- **Request**: Please report every line from the material that contains the word "breaker".
___ Extracted data ___
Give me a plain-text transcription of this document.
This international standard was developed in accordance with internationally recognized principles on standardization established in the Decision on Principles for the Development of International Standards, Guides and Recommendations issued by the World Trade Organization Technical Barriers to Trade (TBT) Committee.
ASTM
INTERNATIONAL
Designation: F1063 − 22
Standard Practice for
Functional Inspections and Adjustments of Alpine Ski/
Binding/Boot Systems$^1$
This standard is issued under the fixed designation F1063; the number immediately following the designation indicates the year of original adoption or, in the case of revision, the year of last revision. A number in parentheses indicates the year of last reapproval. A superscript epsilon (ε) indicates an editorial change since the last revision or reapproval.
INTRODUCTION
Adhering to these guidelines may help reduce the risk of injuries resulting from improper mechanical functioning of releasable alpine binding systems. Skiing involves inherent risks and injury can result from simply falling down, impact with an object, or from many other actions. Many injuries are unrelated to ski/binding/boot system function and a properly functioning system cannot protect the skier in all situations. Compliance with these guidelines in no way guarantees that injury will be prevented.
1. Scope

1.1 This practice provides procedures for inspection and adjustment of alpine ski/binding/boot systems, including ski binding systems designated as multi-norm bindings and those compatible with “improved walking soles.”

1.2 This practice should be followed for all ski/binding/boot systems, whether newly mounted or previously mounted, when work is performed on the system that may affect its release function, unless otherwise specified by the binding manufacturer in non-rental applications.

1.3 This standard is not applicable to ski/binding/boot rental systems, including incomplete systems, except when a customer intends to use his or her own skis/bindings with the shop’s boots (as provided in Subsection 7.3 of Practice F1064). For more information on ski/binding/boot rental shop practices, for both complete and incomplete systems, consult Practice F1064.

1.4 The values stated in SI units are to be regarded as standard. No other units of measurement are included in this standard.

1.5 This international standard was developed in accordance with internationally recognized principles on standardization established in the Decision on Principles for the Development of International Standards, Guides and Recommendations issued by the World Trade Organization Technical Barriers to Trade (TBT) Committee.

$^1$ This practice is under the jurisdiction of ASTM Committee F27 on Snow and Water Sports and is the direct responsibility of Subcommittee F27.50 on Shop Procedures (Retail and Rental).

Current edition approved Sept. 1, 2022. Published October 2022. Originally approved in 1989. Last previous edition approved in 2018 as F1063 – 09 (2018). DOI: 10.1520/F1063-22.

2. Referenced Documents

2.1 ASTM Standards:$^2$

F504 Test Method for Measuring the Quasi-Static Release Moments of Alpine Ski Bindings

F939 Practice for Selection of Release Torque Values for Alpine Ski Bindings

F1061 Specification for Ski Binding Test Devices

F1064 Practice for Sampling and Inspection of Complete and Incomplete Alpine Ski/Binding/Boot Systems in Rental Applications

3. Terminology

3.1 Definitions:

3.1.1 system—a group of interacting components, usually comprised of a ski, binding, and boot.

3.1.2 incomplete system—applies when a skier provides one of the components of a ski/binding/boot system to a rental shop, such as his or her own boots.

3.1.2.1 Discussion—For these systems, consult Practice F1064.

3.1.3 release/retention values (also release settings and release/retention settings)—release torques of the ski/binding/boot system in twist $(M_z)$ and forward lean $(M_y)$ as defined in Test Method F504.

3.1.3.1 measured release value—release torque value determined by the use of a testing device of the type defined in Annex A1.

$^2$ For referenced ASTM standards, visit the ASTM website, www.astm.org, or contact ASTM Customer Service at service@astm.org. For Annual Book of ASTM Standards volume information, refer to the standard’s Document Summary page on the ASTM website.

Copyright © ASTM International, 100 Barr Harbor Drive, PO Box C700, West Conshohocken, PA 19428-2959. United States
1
___
___ Extracted data ___
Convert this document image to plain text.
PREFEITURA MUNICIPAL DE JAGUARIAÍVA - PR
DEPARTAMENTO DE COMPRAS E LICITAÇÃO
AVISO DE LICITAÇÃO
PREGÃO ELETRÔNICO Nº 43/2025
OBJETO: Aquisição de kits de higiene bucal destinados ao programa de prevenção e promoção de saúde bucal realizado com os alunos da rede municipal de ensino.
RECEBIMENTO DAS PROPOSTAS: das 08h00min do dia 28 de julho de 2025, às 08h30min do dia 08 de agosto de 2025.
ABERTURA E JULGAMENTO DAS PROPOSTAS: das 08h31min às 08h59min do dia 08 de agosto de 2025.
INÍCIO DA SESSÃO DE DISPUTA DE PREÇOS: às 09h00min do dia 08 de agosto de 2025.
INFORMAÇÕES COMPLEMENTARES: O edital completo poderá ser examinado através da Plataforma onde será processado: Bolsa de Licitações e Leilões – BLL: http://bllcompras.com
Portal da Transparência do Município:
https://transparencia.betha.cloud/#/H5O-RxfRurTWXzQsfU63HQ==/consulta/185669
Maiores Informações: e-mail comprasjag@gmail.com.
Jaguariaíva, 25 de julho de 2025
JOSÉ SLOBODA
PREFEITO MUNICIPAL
___
___ Extracted data ___
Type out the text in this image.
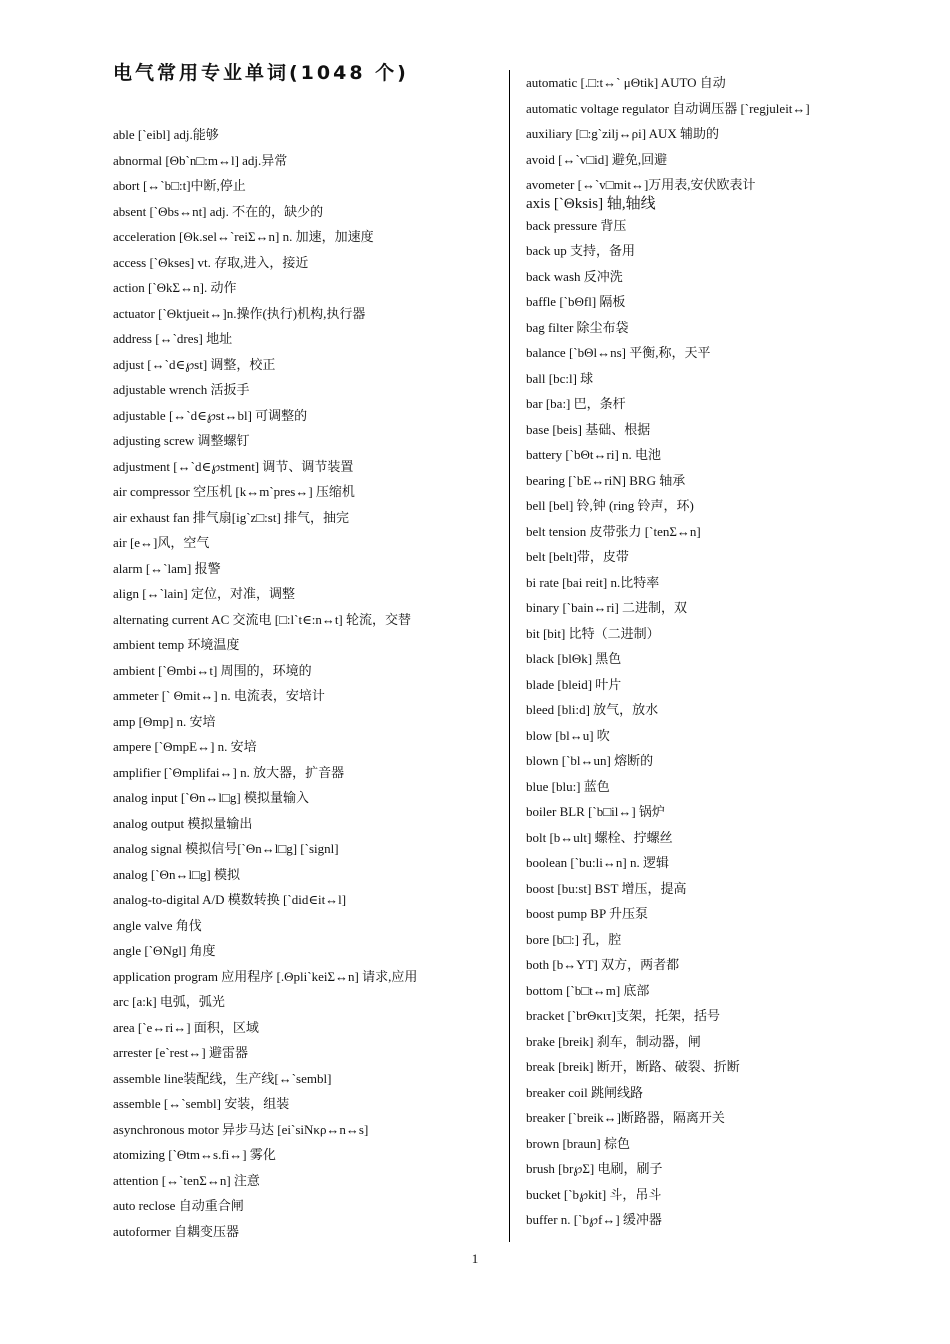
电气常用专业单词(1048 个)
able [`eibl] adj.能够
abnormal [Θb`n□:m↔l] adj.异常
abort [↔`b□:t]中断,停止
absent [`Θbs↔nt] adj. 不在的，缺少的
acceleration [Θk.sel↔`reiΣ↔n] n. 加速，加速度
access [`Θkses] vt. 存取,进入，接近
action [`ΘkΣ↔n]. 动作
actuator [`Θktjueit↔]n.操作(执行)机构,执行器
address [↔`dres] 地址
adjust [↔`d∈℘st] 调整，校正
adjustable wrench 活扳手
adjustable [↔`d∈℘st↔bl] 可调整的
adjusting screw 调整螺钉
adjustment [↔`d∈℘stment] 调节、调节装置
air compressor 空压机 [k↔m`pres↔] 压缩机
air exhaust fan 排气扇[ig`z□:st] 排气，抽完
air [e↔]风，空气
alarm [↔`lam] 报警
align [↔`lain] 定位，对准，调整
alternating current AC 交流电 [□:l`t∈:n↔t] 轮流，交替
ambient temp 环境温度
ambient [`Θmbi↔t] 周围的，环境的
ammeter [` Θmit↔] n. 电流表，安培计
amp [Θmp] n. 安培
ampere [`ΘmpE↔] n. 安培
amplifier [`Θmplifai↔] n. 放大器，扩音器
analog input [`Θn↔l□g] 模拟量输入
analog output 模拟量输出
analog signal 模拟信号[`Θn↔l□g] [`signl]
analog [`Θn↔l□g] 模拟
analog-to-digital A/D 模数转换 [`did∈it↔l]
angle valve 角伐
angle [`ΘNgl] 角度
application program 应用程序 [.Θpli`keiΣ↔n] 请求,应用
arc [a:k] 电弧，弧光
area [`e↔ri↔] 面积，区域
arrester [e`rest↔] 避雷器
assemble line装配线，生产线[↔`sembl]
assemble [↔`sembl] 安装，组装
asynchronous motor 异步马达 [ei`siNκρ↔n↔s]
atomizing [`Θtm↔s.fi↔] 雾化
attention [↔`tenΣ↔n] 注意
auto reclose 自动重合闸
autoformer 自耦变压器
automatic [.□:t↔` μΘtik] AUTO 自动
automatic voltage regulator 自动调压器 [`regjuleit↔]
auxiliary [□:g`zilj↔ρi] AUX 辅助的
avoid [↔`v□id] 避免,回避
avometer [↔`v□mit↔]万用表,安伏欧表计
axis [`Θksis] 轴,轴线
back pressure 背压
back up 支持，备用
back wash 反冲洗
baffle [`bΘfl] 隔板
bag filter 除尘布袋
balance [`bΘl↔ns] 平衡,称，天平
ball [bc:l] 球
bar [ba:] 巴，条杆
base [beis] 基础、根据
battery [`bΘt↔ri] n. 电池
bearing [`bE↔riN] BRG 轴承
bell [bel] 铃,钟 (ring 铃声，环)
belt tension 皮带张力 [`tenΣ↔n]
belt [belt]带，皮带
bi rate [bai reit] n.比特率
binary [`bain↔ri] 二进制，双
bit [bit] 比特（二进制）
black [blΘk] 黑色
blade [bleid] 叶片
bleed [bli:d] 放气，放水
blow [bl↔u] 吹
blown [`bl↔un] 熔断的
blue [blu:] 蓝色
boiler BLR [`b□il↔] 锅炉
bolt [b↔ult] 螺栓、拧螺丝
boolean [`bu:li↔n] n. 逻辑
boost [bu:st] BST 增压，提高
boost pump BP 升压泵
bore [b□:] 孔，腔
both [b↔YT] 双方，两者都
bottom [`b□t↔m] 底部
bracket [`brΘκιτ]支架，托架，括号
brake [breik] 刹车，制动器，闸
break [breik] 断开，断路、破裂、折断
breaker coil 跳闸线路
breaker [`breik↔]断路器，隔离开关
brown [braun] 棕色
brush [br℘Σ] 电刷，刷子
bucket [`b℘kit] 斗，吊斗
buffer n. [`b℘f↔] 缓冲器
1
___
- **Written response**:
breaker coil 跳闸线路
breaker [`breik↔]断路器，隔离开关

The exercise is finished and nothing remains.